WHAT YOU HAVE TO DO: In the article on the undeposited funds account below, copy the stretch from "What are undeposited" through "unravel it all." word for word.
*** Opening TEXT ***
21 Jun Accounting Enigmas: Undeposited Funds Account
For many QuickBooks do-it-yourselfers, it’s possible to “get by” and decode the mysterious language of accounting-ese in the tool. You can look at the graphics within QuickBooks and make logical conclusions about how cash flows through your small business and how it should be reported.
As a QuickBooks ProAdvisor, I agree that the main dashboard can provide a clear sense of your organization and workflow. Using Pareto’s Principle, we know that 80% of the time, standard workflows are the order of the day. But when it comes to accounting, 20% of transactions are enigmatic. Those transactions could result in your sanity going right out the window—along with your ability to file an accurate tax return.
For the non-accounting-minded individual, double-entry accounting contains many mysteries. Today, let’s uncover one of the most persistent problems: the undeposited funds account.
What are undeposited funds?
The undeposited funds account is like a cash box, or storage bin, for your business. Many companies have a credit card processor that dumps all the day’s deposits, less processing fees, into your bank account as one lump sum. If your business falls into that category, you’ll need to use the undeposited funds asset account to unravel it all.
Let’s say two clients of your business both spent equal amounts and were sent an invoice individually for their purchases. You need to be able to apply client A’s payment to his invoice, and client B’s payment to his invoice. If you apply client B’s payment to client A’s account, client B is going to have a fit. He already paid his bill and does not want to receive a past-due notice! The purpose of the undeposited funds account is to help you record which client paid against which invoice, especially when money is being deposited in bulk.
Watch out for processing fees.
When that bulk deposit drops into your QBO bank feed, it is your responsibility to match the portion of the money to the right client’s outstanding payment due. To confuse matters more, some payment methods, like ACH or credit card, may have already subtracted a fee from the gross sum collected on behalf of the processor. You need to make sure that the client gets credited for the whole gross payment before any fees are subtracted. If you don’t, your QBO file will show that the client still owes a 3%-4% fee against their total. Not giving your client a clear picture of how much money they have paid and how much they owe is a surefire way to tick people off and get clients to leave you pretty quickly.
*** Closing TEXT ***
*** Opening DATASET RECORDS ***
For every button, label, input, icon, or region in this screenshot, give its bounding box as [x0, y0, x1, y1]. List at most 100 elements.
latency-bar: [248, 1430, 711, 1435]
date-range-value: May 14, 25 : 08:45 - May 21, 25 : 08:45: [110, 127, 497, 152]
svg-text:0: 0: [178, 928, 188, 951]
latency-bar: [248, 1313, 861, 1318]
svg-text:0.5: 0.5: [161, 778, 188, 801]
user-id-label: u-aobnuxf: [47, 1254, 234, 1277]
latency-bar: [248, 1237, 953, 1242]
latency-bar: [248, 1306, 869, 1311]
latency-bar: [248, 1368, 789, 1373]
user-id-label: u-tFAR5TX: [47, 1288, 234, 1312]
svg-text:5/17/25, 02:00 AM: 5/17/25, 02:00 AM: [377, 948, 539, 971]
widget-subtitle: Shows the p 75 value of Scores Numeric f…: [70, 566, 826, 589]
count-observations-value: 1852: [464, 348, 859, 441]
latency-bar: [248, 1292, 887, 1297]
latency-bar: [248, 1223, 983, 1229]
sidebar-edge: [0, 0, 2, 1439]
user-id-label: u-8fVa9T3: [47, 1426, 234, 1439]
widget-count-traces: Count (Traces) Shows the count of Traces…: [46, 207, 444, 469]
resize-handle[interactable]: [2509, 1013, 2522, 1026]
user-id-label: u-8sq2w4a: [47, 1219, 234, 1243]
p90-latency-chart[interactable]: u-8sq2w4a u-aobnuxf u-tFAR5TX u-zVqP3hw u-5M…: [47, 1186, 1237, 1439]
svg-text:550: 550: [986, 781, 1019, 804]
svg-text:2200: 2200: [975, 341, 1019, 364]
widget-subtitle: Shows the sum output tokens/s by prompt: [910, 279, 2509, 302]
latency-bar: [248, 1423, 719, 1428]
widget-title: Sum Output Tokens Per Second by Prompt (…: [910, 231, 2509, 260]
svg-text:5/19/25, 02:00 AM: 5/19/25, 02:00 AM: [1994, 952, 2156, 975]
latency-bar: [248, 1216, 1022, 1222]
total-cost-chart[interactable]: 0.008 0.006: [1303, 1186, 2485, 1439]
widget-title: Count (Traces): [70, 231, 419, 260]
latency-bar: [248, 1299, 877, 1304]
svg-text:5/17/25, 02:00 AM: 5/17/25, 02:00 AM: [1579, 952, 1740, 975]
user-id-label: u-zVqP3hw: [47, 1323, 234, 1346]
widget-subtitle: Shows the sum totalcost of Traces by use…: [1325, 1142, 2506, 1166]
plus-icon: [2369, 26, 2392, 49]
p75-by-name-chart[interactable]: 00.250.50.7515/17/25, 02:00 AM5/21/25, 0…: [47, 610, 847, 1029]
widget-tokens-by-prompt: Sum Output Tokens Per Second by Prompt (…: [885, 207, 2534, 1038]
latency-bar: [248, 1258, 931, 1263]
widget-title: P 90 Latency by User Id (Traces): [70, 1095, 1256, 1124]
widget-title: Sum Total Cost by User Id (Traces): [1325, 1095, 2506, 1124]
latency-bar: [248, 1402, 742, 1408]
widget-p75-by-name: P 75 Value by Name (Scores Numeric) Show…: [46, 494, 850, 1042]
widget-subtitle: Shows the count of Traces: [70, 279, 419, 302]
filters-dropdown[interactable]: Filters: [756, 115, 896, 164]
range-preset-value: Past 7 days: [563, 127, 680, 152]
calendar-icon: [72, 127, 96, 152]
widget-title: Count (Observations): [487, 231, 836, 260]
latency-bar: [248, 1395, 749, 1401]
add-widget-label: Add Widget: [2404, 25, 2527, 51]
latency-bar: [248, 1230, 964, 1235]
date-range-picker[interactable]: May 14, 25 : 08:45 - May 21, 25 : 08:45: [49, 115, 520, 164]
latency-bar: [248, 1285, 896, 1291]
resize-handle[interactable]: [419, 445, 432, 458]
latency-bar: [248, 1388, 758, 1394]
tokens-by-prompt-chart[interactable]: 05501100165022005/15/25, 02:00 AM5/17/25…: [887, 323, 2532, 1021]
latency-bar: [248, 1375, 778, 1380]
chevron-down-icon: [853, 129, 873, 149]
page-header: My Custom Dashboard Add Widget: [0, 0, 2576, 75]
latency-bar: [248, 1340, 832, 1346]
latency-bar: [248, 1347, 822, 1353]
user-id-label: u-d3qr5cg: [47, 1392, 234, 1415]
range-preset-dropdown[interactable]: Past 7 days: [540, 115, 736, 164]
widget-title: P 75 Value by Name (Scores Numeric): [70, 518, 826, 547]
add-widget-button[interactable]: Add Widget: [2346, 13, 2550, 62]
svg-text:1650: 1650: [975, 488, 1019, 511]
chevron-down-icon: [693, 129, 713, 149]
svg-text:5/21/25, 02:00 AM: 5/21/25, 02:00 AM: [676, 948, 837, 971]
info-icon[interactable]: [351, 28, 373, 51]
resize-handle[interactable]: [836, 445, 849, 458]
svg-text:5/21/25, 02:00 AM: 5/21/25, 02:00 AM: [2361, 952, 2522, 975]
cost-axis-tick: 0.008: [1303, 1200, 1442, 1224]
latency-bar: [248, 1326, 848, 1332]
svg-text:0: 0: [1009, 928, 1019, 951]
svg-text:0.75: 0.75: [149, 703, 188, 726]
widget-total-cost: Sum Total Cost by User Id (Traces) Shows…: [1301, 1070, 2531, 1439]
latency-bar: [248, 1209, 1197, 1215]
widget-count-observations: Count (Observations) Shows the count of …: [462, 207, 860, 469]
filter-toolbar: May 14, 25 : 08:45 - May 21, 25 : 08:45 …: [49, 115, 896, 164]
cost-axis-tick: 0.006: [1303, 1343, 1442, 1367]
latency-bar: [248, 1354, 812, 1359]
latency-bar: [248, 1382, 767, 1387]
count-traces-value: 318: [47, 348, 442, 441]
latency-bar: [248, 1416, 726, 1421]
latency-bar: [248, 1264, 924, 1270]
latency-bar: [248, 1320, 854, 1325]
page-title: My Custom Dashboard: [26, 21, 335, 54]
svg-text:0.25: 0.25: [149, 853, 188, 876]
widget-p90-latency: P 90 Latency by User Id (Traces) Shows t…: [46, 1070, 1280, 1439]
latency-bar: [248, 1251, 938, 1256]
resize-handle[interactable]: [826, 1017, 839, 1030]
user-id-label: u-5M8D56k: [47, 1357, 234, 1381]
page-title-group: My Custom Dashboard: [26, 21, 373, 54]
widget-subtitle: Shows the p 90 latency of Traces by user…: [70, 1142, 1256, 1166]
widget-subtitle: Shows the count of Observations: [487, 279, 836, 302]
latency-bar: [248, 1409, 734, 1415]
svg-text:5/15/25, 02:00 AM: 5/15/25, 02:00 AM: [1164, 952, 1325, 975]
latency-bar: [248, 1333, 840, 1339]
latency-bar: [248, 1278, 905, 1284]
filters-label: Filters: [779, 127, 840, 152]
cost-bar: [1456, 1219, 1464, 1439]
*** Closing DATASET RECORDS ***
EXERCISE SOLUTION:
What are undeposited funds?
The undeposited funds account is like a cash box, or storage bin, for your business. Many companies have a credit card processor that dumps all the day’s deposits, less processing fees, into your bank account as one lump sum. If your business falls into that category, you’ll need to use the undeposited funds asset account to unravel it all.